BEGIN Excerpted records

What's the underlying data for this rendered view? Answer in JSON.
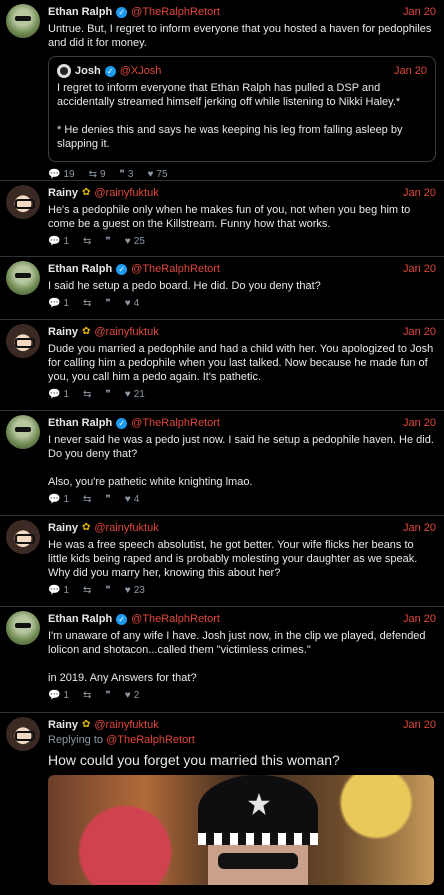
{
  "tweets": [
    {
      "name": "Ethan Ralph",
      "handle": "@TheRalphRetort",
      "date": "Jan 20",
      "text": "Untrue. But, I regret to inform everyone that you hosted a haven for pedophiles and did it for money.",
      "quote": {
        "name": "Josh",
        "handle": "@XJosh",
        "date": "Jan 20",
        "text": "I regret to inform everyone that Ethan Ralph has pulled a DSP and accidentally streamed himself jerking off while listening to Nikki Haley.*\n\n* He denies this and says he was keeping his leg from falling asleep by slapping it."
      },
      "stats": {
        "replies": "19",
        "retweets": "9",
        "quotes": "3",
        "likes": "75"
      }
    },
    {
      "name": "Rainy",
      "handle": "@rainyfuktuk",
      "date": "Jan 20",
      "text": "He's a pedophile only when he makes fun of you, not when you beg him to come be a guest on the Killstream. Funny how that works.",
      "stats": {
        "replies": "1",
        "retweets": "",
        "quotes": "",
        "likes": "25"
      }
    },
    {
      "name": "Ethan Ralph",
      "handle": "@TheRalphRetort",
      "date": "Jan 20",
      "text": "I said he setup a pedo board. He did. Do you deny that?",
      "stats": {
        "replies": "1",
        "retweets": "",
        "quotes": "",
        "likes": "4"
      }
    },
    {
      "name": "Rainy",
      "handle": "@rainyfuktuk",
      "date": "Jan 20",
      "text": "Dude you married a pedophile and had a child with her. You apologized to Josh for calling him a pedophile when you last talked. Now because he made fun of you, you call him a pedo again. It's pathetic.",
      "stats": {
        "replies": "1",
        "retweets": "",
        "quotes": "",
        "likes": "21"
      }
    },
    {
      "name": "Ethan Ralph",
      "handle": "@TheRalphRetort",
      "date": "Jan 20",
      "text": "I never said he was a pedo just now. I said he setup a pedophile haven. He did. Do you deny that?\n\nAlso, you're pathetic white knighting lmao.",
      "stats": {
        "replies": "1",
        "retweets": "",
        "quotes": "",
        "likes": "4"
      }
    },
    {
      "name": "Rainy",
      "handle": "@rainyfuktuk",
      "date": "Jan 20",
      "text": "He was a free speech absolutist, he got better. Your wife flicks her beans to little kids being raped and is probably molesting your daughter as we speak. Why did you marry her, knowing this about her?",
      "stats": {
        "replies": "1",
        "retweets": "",
        "quotes": "",
        "likes": "23"
      }
    },
    {
      "name": "Ethan Ralph",
      "handle": "@TheRalphRetort",
      "date": "Jan 20",
      "text": "I'm unaware of any wife I have. Josh just now, in the clip we played, defended lolicon and shotacon...called them \"victimless crimes.\"\n\nin 2019. Any Answers for that?",
      "stats": {
        "replies": "1",
        "retweets": "",
        "quotes": "",
        "likes": "2"
      }
    },
    {
      "name": "Rainy",
      "handle": "@rainyfuktuk",
      "date": "Jan 20",
      "replying_label": "Replying to",
      "replying_handle": "@TheRalphRetort",
      "text": "How could you forget you married this woman?"
    }
  ]
}
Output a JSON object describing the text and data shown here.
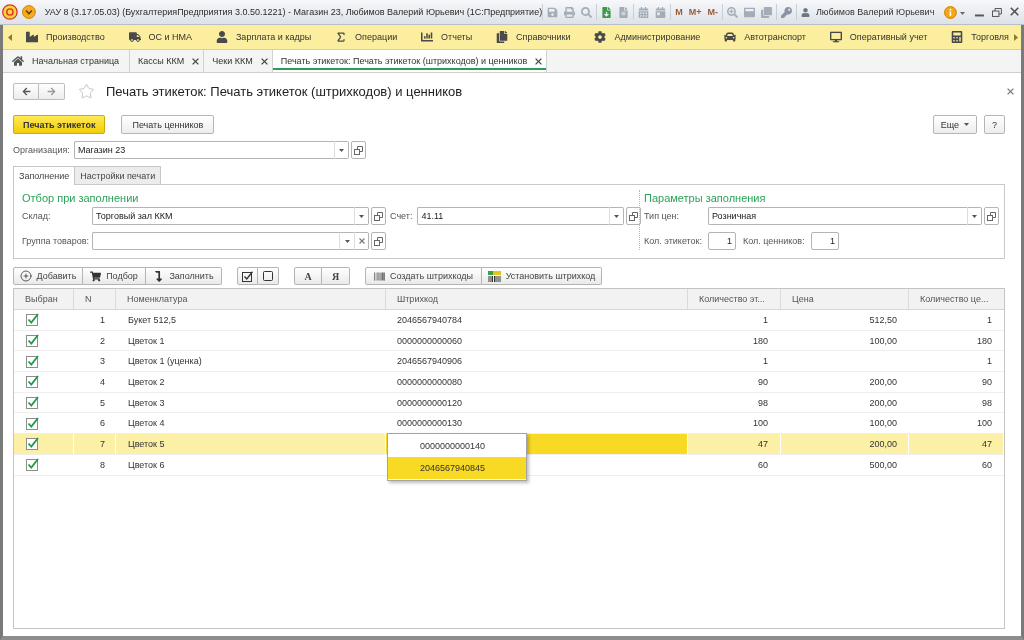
{
  "window": {
    "title": "УАУ 8 (3.17.05.03) (БухгалтерияПредприятия 3.0.50.1221) - Магазин 23, Любимов Валерий Юрьевич (1С:Предприятие)",
    "memory_buttons": [
      "M",
      "M+",
      "M-"
    ],
    "user": "Любимов Валерий Юрьевич"
  },
  "menu": [
    {
      "label": "Производство"
    },
    {
      "label": "ОС и НМА"
    },
    {
      "label": "Зарплата и кадры"
    },
    {
      "label": "Операции"
    },
    {
      "label": "Отчеты"
    },
    {
      "label": "Справочники"
    },
    {
      "label": "Администрирование"
    },
    {
      "label": "Автотранспорт"
    },
    {
      "label": "Оперативный учет"
    },
    {
      "label": "Торговля"
    }
  ],
  "tabs": [
    {
      "label": "Начальная страница",
      "kind": "home",
      "selected": false
    },
    {
      "label": "Кассы ККМ",
      "kind": "document",
      "selected": false
    },
    {
      "label": "Чеки ККМ",
      "kind": "document",
      "selected": false
    },
    {
      "label": "Печать этикеток: Печать этикеток (штрихкодов) и ценников",
      "kind": "document",
      "selected": true
    }
  ],
  "form": {
    "title": "Печать этикеток: Печать этикеток (штрихкодов) и ценников",
    "commands": [
      {
        "label": "Печать этикеток",
        "kind": "primary"
      },
      {
        "label": "Печать ценников",
        "kind": "default"
      }
    ],
    "more_button": "Еще",
    "help_button": "?",
    "organization": {
      "label": "Организация:",
      "value": "Магазин 23"
    },
    "tabs": [
      {
        "label": "Заполнение",
        "selected": true
      },
      {
        "label": "Настройки печати",
        "selected": false
      }
    ],
    "filter_group": {
      "title": "Отбор при заполнении",
      "warehouse": {
        "label": "Склад:",
        "value": "Торговый зал ККМ"
      },
      "account": {
        "label": "Счет:",
        "value": "41.11"
      },
      "product_group": {
        "label": "Группа товаров:"
      }
    },
    "params_group": {
      "title": "Параметры заполнения",
      "price_type": {
        "label": "Тип цен:",
        "value": "Розничная"
      },
      "label_count": {
        "label": "Кол. этикеток:",
        "value": "1"
      },
      "tag_count": {
        "label": "Кол. ценников:",
        "value": "1"
      }
    },
    "table_toolbar": {
      "edit_buttons": [
        "Добавить",
        "Подбор",
        "Заполнить"
      ],
      "sort_buttons": [
        "А",
        "Я"
      ],
      "barcode_buttons": [
        "Создать штрихкоды",
        "Установить штрихкод"
      ]
    },
    "table": {
      "columns": [
        "Выбран",
        "N",
        "Номенклатура",
        "Штрихкод",
        "Количество эт...",
        "Цена",
        "Количество це..."
      ],
      "rows": [
        {
          "checked": true,
          "n": "1",
          "name": "Букет 512,5",
          "barcode": "2046567940784",
          "label_qty": "1",
          "price": "512,50",
          "tag_qty": "1",
          "selected": false
        },
        {
          "checked": true,
          "n": "2",
          "name": "Цветок 1",
          "barcode": "0000000000060",
          "label_qty": "180",
          "price": "100,00",
          "tag_qty": "180",
          "selected": false
        },
        {
          "checked": true,
          "n": "3",
          "name": "Цветок 1 (уценка)",
          "barcode": "2046567940906",
          "label_qty": "1",
          "tag_qty": "1",
          "selected": false
        },
        {
          "checked": true,
          "n": "4",
          "name": "Цветок 2",
          "barcode": "0000000000080",
          "label_qty": "90",
          "price": "200,00",
          "tag_qty": "90",
          "selected": false
        },
        {
          "checked": true,
          "n": "5",
          "name": "Цветок 3",
          "barcode": "0000000000120",
          "label_qty": "98",
          "price": "200,00",
          "tag_qty": "98",
          "selected": false
        },
        {
          "checked": true,
          "n": "6",
          "name": "Цветок 4",
          "barcode": "0000000000130",
          "label_qty": "100",
          "price": "100,00",
          "tag_qty": "100",
          "selected": false
        },
        {
          "checked": true,
          "n": "7",
          "name": "Цветок 5",
          "barcode_options": [
            {
              "label": "0000000000140",
              "selected": false
            },
            {
              "label": "2046567940845",
              "selected": true
            }
          ],
          "label_qty": "47",
          "price": "200,00",
          "tag_qty": "47",
          "selected": true
        },
        {
          "checked": true,
          "n": "8",
          "name": "Цветок 6",
          "label_qty": "60",
          "price": "500,00",
          "tag_qty": "60",
          "selected": false
        }
      ]
    }
  }
}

END Excerpted records

| Given request |
Drop the images and repeat the data exactly.

| Right answer |
What's the underlying data for this rendered view? Answer in JSON.
{
  "tweets": [
    {
      "name": "Ethan Ralph",
      "handle": "@TheRalphRetort",
      "date": "Jan 20",
      "text": "Untrue. But, I regret to inform everyone that you hosted a haven for pedophiles and did it for money.",
      "quote": {
        "name": "Josh",
        "handle": "@XJosh",
        "date": "Jan 20",
        "text": "I regret to inform everyone that Ethan Ralph has pulled a DSP and accidentally streamed himself jerking off while listening to Nikki Haley.*\n\n* He denies this and says he was keeping his leg from falling asleep by slapping it."
      },
      "stats": {
        "replies": "19",
        "retweets": "9",
        "quotes": "3",
        "likes": "75"
      }
    },
    {
      "name": "Rainy",
      "handle": "@rainyfuktuk",
      "date": "Jan 20",
      "text": "He's a pedophile only when he makes fun of you, not when you beg him to come be a guest on the Killstream. Funny how that works.",
      "stats": {
        "replies": "1",
        "retweets": "",
        "quotes": "",
        "likes": "25"
      }
    },
    {
      "name": "Ethan Ralph",
      "handle": "@TheRalphRetort",
      "date": "Jan 20",
      "text": "I said he setup a pedo board. He did. Do you deny that?",
      "stats": {
        "replies": "1",
        "retweets": "",
        "quotes": "",
        "likes": "4"
      }
    },
    {
      "name": "Rainy",
      "handle": "@rainyfuktuk",
      "date": "Jan 20",
      "text": "Dude you married a pedophile and had a child with her. You apologized to Josh for calling him a pedophile when you last talked. Now because he made fun of you, you call him a pedo again. It's pathetic.",
      "stats": {
        "replies": "1",
        "retweets": "",
        "quotes": "",
        "likes": "21"
      }
    },
    {
      "name": "Ethan Ralph",
      "handle": "@TheRalphRetort",
      "date": "Jan 20",
      "text": "I never said he was a pedo just now. I said he setup a pedophile haven. He did. Do you deny that?\n\nAlso, you're pathetic white knighting lmao.",
      "stats": {
        "replies": "1",
        "retweets": "",
        "quotes": "",
        "likes": "4"
      }
    },
    {
      "name": "Rainy",
      "handle": "@rainyfuktuk",
      "date": "Jan 20",
      "text": "He was a free speech absolutist, he got better. Your wife flicks her beans to little kids being raped and is probably molesting your daughter as we speak. Why did you marry her, knowing this about her?",
      "stats": {
        "replies": "1",
        "retweets": "",
        "quotes": "",
        "likes": "23"
      }
    },
    {
      "name": "Ethan Ralph",
      "handle": "@TheRalphRetort",
      "date": "Jan 20",
      "text": "I'm unaware of any wife I have. Josh just now, in the clip we played, defended lolicon and shotacon...called them \"victimless crimes.\"\n\nin 2019. Any Answers for that?",
      "stats": {
        "replies": "1",
        "retweets": "",
        "quotes": "",
        "likes": "2"
      }
    },
    {
      "name": "Rainy",
      "handle": "@rainyfuktuk",
      "date": "Jan 20",
      "replying_label": "Replying to",
      "replying_handle": "@TheRalphRetort",
      "text": "How could you forget you married this woman?"
    }
  ]
}
Output a JSON object describing the text and data shown here.
{
  "window": {
    "title": "УАУ 8 (3.17.05.03) (БухгалтерияПредприятия 3.0.50.1221) - Магазин 23, Любимов Валерий Юрьевич (1С:Предприятие)",
    "memory_buttons": [
      "M",
      "M+",
      "M-"
    ],
    "user": "Любимов Валерий Юрьевич"
  },
  "menu": [
    {
      "label": "Производство"
    },
    {
      "label": "ОС и НМА"
    },
    {
      "label": "Зарплата и кадры"
    },
    {
      "label": "Операции"
    },
    {
      "label": "Отчеты"
    },
    {
      "label": "Справочники"
    },
    {
      "label": "Администрирование"
    },
    {
      "label": "Автотранспорт"
    },
    {
      "label": "Оперативный учет"
    },
    {
      "label": "Торговля"
    }
  ],
  "tabs": [
    {
      "label": "Начальная страница",
      "kind": "home",
      "selected": false
    },
    {
      "label": "Кассы ККМ",
      "kind": "document",
      "selected": false
    },
    {
      "label": "Чеки ККМ",
      "kind": "document",
      "selected": false
    },
    {
      "label": "Печать этикеток: Печать этикеток (штрихкодов) и ценников",
      "kind": "document",
      "selected": true
    }
  ],
  "form": {
    "title": "Печать этикеток: Печать этикеток (штрихкодов) и ценников",
    "commands": [
      {
        "label": "Печать этикеток",
        "kind": "primary"
      },
      {
        "label": "Печать ценников",
        "kind": "default"
      }
    ],
    "more_button": "Еще",
    "help_button": "?",
    "organization": {
      "label": "Организация:",
      "value": "Магазин 23"
    },
    "tabs": [
      {
        "label": "Заполнение",
        "selected": true
      },
      {
        "label": "Настройки печати",
        "selected": false
      }
    ],
    "filter_group": {
      "title": "Отбор при заполнении",
      "warehouse": {
        "label": "Склад:",
        "value": "Торговый зал ККМ"
      },
      "account": {
        "label": "Счет:",
        "value": "41.11"
      },
      "product_group": {
        "label": "Группа товаров:"
      }
    },
    "params_group": {
      "title": "Параметры заполнения",
      "price_type": {
        "label": "Тип цен:",
        "value": "Розничная"
      },
      "label_count": {
        "label": "Кол. этикеток:",
        "value": "1"
      },
      "tag_count": {
        "label": "Кол. ценников:",
        "value": "1"
      }
    },
    "table_toolbar": {
      "edit_buttons": [
        "Добавить",
        "Подбор",
        "Заполнить"
      ],
      "sort_buttons": [
        "А",
        "Я"
      ],
      "barcode_buttons": [
        "Создать штрихкоды",
        "Установить штрихкод"
      ]
    },
    "table": {
      "columns": [
        "Выбран",
        "N",
        "Номенклатура",
        "Штрихкод",
        "Количество эт...",
        "Цена",
        "Количество це..."
      ],
      "rows": [
        {
          "checked": true,
          "n": "1",
          "name": "Букет 512,5",
          "barcode": "2046567940784",
          "label_qty": "1",
          "price": "512,50",
          "tag_qty": "1",
          "selected": false
        },
        {
          "checked": true,
          "n": "2",
          "name": "Цветок 1",
          "barcode": "0000000000060",
          "label_qty": "180",
          "price": "100,00",
          "tag_qty": "180",
          "selected": false
        },
        {
          "checked": true,
          "n": "3",
          "name": "Цветок 1 (уценка)",
          "barcode": "2046567940906",
          "label_qty": "1",
          "tag_qty": "1",
          "selected": false
        },
        {
          "checked": true,
          "n": "4",
          "name": "Цветок 2",
          "barcode": "0000000000080",
          "label_qty": "90",
          "price": "200,00",
          "tag_qty": "90",
          "selected": false
        },
        {
          "checked": true,
          "n": "5",
          "name": "Цветок 3",
          "barcode": "0000000000120",
          "label_qty": "98",
          "price": "200,00",
          "tag_qty": "98",
          "selected": false
        },
        {
          "checked": true,
          "n": "6",
          "name": "Цветок 4",
          "barcode": "0000000000130",
          "label_qty": "100",
          "price": "100,00",
          "tag_qty": "100",
          "selected": false
        },
        {
          "checked": true,
          "n": "7",
          "name": "Цветок 5",
          "barcode_options": [
            {
              "label": "0000000000140",
              "selected": false
            },
            {
              "label": "2046567940845",
              "selected": true
            }
          ],
          "label_qty": "47",
          "price": "200,00",
          "tag_qty": "47",
          "selected": true
        },
        {
          "checked": true,
          "n": "8",
          "name": "Цветок 6",
          "label_qty": "60",
          "price": "500,00",
          "tag_qty": "60",
          "selected": false
        }
      ]
    }
  }
}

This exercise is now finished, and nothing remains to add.